PROVIDED MATERIAL:
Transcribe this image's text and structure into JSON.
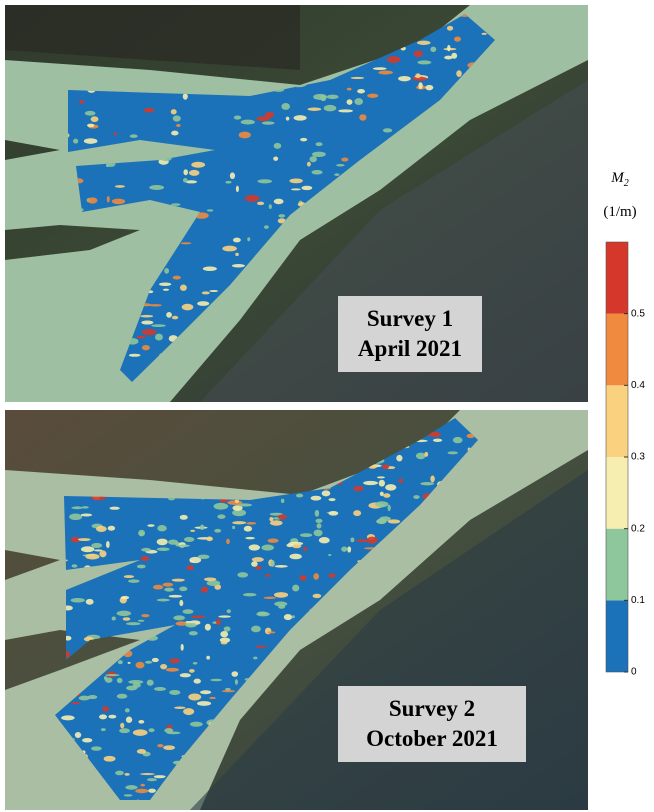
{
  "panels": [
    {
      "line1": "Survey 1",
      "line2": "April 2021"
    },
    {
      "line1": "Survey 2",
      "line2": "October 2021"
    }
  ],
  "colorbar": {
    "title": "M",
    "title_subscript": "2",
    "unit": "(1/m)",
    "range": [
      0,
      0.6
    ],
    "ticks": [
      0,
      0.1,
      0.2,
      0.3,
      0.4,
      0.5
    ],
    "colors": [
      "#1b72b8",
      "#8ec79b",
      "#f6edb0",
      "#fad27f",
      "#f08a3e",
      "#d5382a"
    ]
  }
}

SHORT PROBLEM: Pictures in the data above should not be copied; transcribe everything else exactly.

WRITTEN ANSWER:
Transcribe this image's text and structure into JSON.
{
  "panels": [
    {
      "line1": "Survey 1",
      "line2": "April 2021"
    },
    {
      "line1": "Survey 2",
      "line2": "October 2021"
    }
  ],
  "colorbar": {
    "title": "M",
    "title_subscript": "2",
    "unit": "(1/m)",
    "range": [
      0,
      0.6
    ],
    "ticks": [
      0,
      0.1,
      0.2,
      0.3,
      0.4,
      0.5
    ],
    "colors": [
      "#1b72b8",
      "#8ec79b",
      "#f6edb0",
      "#fad27f",
      "#f08a3e",
      "#d5382a"
    ]
  }
}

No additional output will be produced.